▶ [THE INPUT]
<<<<

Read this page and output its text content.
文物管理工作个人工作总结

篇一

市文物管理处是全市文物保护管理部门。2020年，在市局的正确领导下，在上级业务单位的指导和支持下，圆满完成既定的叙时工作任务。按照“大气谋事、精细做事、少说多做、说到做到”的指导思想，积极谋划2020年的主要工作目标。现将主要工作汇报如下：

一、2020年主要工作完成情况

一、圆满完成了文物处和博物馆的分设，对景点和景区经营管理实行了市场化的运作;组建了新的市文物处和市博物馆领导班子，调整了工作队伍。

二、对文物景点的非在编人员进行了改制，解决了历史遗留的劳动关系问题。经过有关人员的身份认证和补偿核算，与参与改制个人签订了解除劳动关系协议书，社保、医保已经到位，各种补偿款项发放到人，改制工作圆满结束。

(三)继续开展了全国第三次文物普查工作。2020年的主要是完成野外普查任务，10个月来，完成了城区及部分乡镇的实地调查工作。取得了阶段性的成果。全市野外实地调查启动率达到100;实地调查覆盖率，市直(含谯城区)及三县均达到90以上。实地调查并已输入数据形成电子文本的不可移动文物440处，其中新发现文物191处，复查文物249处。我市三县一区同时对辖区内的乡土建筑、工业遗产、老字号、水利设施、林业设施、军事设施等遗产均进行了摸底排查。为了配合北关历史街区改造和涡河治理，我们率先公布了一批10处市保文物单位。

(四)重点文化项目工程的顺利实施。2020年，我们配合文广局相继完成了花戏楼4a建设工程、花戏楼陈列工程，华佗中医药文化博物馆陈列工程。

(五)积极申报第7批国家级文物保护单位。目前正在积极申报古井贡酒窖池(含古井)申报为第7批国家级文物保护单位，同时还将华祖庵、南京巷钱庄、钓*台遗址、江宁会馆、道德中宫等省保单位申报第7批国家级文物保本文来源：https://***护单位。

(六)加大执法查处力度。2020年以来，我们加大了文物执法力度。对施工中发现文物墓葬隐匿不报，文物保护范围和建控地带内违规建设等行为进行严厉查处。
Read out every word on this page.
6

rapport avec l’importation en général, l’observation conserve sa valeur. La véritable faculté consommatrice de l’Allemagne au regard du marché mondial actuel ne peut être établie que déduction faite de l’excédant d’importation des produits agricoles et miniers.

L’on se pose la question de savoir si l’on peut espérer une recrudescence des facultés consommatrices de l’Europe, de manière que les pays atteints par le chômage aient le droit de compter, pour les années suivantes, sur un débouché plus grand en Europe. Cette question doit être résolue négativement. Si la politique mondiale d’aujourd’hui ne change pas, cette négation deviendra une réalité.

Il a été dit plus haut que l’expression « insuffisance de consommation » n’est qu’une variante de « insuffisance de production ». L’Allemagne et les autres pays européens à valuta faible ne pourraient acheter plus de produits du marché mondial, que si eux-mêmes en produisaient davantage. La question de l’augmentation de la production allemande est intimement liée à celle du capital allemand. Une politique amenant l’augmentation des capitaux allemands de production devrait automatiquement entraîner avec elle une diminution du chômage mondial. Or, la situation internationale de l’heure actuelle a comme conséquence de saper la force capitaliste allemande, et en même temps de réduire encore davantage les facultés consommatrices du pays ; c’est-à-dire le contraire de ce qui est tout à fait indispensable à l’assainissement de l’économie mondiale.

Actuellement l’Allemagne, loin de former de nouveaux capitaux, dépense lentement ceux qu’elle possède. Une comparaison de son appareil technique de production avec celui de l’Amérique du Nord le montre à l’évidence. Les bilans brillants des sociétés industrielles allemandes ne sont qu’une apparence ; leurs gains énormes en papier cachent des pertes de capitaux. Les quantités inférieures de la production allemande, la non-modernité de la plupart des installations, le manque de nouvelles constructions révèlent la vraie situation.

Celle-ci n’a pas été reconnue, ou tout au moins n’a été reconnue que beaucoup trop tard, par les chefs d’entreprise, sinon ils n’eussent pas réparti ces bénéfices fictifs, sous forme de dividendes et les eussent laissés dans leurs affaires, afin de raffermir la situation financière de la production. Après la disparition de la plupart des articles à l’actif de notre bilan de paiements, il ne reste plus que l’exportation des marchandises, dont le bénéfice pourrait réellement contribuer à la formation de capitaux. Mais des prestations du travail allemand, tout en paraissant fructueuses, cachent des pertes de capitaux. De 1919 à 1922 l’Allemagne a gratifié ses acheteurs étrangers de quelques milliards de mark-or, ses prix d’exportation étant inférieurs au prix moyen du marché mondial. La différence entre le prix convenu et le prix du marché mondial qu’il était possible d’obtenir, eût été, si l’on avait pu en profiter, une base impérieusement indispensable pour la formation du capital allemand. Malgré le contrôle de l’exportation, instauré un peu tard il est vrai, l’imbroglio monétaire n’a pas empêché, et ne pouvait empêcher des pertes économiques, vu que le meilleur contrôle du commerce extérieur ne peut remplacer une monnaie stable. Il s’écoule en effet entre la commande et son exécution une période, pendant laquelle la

>>>>

▶ [EXERCISE BRIEF]
Write out every line of the data that holds the word "this".

▶ [OUTPUT OF THE EXERCISE]
Read this page and output its text content.
Read out every word on this page.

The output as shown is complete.